Saved data entries
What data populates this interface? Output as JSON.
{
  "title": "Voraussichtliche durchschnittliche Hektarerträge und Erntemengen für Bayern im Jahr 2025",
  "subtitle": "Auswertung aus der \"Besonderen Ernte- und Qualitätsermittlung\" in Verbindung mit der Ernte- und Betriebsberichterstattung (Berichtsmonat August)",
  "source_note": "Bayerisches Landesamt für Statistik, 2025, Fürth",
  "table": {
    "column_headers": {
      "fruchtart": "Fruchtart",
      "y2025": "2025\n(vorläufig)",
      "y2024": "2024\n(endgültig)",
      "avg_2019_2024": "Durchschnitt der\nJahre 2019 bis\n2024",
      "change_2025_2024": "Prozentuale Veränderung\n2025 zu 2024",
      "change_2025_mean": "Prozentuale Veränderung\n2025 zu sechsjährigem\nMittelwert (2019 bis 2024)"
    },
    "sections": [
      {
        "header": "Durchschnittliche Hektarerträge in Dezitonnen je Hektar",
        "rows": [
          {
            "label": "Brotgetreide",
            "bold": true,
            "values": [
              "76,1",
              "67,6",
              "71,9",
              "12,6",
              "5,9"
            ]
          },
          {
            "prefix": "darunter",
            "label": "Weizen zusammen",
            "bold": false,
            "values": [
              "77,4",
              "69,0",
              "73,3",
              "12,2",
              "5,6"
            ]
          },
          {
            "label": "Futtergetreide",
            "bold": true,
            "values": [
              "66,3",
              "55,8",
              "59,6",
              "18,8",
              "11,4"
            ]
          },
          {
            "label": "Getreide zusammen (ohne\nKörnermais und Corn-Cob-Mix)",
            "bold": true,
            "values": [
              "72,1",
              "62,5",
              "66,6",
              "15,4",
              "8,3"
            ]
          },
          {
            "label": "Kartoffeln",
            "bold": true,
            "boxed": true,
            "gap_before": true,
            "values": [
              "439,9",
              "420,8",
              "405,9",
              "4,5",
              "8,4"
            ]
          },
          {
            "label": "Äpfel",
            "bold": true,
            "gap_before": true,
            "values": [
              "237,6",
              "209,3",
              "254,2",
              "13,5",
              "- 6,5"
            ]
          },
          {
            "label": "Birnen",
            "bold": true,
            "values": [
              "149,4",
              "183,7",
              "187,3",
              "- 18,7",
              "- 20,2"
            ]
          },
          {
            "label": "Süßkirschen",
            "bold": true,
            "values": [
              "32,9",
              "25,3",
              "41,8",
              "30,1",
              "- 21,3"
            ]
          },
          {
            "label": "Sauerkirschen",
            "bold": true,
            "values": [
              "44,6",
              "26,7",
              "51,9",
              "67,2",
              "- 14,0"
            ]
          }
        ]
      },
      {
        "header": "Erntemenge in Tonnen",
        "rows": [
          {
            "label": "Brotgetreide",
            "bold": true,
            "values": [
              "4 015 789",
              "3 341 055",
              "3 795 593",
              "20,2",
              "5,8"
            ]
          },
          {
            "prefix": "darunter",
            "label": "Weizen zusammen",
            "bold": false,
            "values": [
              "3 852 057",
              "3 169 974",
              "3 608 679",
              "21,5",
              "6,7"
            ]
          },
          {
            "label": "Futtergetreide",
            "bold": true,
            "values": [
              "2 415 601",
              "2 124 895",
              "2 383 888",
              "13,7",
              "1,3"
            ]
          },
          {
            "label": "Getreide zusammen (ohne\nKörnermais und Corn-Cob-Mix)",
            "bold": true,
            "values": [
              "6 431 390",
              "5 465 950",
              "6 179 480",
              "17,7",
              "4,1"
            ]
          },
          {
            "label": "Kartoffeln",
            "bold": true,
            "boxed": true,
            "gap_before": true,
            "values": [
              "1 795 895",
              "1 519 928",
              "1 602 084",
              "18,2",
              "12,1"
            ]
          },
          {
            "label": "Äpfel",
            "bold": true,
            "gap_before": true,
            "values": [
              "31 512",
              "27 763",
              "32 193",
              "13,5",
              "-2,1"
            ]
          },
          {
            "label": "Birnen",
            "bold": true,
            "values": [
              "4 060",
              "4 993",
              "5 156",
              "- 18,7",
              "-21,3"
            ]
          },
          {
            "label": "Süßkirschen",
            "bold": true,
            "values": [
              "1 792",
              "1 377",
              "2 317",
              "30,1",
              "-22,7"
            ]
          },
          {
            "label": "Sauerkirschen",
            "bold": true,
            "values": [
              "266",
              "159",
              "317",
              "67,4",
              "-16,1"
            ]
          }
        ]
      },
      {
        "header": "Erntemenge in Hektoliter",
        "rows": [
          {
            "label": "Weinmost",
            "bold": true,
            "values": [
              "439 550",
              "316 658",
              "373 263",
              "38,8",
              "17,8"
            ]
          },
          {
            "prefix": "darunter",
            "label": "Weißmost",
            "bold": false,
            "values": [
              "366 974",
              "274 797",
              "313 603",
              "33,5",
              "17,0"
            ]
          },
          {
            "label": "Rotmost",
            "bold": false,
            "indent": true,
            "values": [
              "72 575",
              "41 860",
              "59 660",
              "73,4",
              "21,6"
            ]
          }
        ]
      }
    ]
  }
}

* [DIRECTION] Write out all the data again, exactly as it appears.

* [FULL RESPONSE]
What data populates this interface? Output as JSON.
{
  "title": "Voraussichtliche durchschnittliche Hektarerträge und Erntemengen für Bayern im Jahr 2025",
  "subtitle": "Auswertung aus der \"Besonderen Ernte- und Qualitätsermittlung\" in Verbindung mit der Ernte- und Betriebsberichterstattung (Berichtsmonat August)",
  "source_note": "Bayerisches Landesamt für Statistik, 2025, Fürth",
  "table": {
    "column_headers": {
      "fruchtart": "Fruchtart",
      "y2025": "2025\n(vorläufig)",
      "y2024": "2024\n(endgültig)",
      "avg_2019_2024": "Durchschnitt der\nJahre 2019 bis\n2024",
      "change_2025_2024": "Prozentuale Veränderung\n2025 zu 2024",
      "change_2025_mean": "Prozentuale Veränderung\n2025 zu sechsjährigem\nMittelwert (2019 bis 2024)"
    },
    "sections": [
      {
        "header": "Durchschnittliche Hektarerträge in Dezitonnen je Hektar",
        "rows": [
          {
            "label": "Brotgetreide",
            "bold": true,
            "values": [
              "76,1",
              "67,6",
              "71,9",
              "12,6",
              "5,9"
            ]
          },
          {
            "prefix": "darunter",
            "label": "Weizen zusammen",
            "bold": false,
            "values": [
              "77,4",
              "69,0",
              "73,3",
              "12,2",
              "5,6"
            ]
          },
          {
            "label": "Futtergetreide",
            "bold": true,
            "values": [
              "66,3",
              "55,8",
              "59,6",
              "18,8",
              "11,4"
            ]
          },
          {
            "label": "Getreide zusammen (ohne\nKörnermais und Corn-Cob-Mix)",
            "bold": true,
            "values": [
              "72,1",
              "62,5",
              "66,6",
              "15,4",
              "8,3"
            ]
          },
          {
            "label": "Kartoffeln",
            "bold": true,
            "boxed": true,
            "gap_before": true,
            "values": [
              "439,9",
              "420,8",
              "405,9",
              "4,5",
              "8,4"
            ]
          },
          {
            "label": "Äpfel",
            "bold": true,
            "gap_before": true,
            "values": [
              "237,6",
              "209,3",
              "254,2",
              "13,5",
              "- 6,5"
            ]
          },
          {
            "label": "Birnen",
            "bold": true,
            "values": [
              "149,4",
              "183,7",
              "187,3",
              "- 18,7",
              "- 20,2"
            ]
          },
          {
            "label": "Süßkirschen",
            "bold": true,
            "values": [
              "32,9",
              "25,3",
              "41,8",
              "30,1",
              "- 21,3"
            ]
          },
          {
            "label": "Sauerkirschen",
            "bold": true,
            "values": [
              "44,6",
              "26,7",
              "51,9",
              "67,2",
              "- 14,0"
            ]
          }
        ]
      },
      {
        "header": "Erntemenge in Tonnen",
        "rows": [
          {
            "label": "Brotgetreide",
            "bold": true,
            "values": [
              "4 015 789",
              "3 341 055",
              "3 795 593",
              "20,2",
              "5,8"
            ]
          },
          {
            "prefix": "darunter",
            "label": "Weizen zusammen",
            "bold": false,
            "values": [
              "3 852 057",
              "3 169 974",
              "3 608 679",
              "21,5",
              "6,7"
            ]
          },
          {
            "label": "Futtergetreide",
            "bold": true,
            "values": [
              "2 415 601",
              "2 124 895",
              "2 383 888",
              "13,7",
              "1,3"
            ]
          },
          {
            "label": "Getreide zusammen (ohne\nKörnermais und Corn-Cob-Mix)",
            "bold": true,
            "values": [
              "6 431 390",
              "5 465 950",
              "6 179 480",
              "17,7",
              "4,1"
            ]
          },
          {
            "label": "Kartoffeln",
            "bold": true,
            "boxed": true,
            "gap_before": true,
            "values": [
              "1 795 895",
              "1 519 928",
              "1 602 084",
              "18,2",
              "12,1"
            ]
          },
          {
            "label": "Äpfel",
            "bold": true,
            "gap_before": true,
            "values": [
              "31 512",
              "27 763",
              "32 193",
              "13,5",
              "-2,1"
            ]
          },
          {
            "label": "Birnen",
            "bold": true,
            "values": [
              "4 060",
              "4 993",
              "5 156",
              "- 18,7",
              "-21,3"
            ]
          },
          {
            "label": "Süßkirschen",
            "bold": true,
            "values": [
              "1 792",
              "1 377",
              "2 317",
              "30,1",
              "-22,7"
            ]
          },
          {
            "label": "Sauerkirschen",
            "bold": true,
            "values": [
              "266",
              "159",
              "317",
              "67,4",
              "-16,1"
            ]
          }
        ]
      },
      {
        "header": "Erntemenge in Hektoliter",
        "rows": [
          {
            "label": "Weinmost",
            "bold": true,
            "values": [
              "439 550",
              "316 658",
              "373 263",
              "38,8",
              "17,8"
            ]
          },
          {
            "prefix": "darunter",
            "label": "Weißmost",
            "bold": false,
            "values": [
              "366 974",
              "274 797",
              "313 603",
              "33,5",
              "17,0"
            ]
          },
          {
            "label": "Rotmost",
            "bold": false,
            "indent": true,
            "values": [
              "72 575",
              "41 860",
              "59 660",
              "73,4",
              "21,6"
            ]
          }
        ]
      }
    ]
  }
}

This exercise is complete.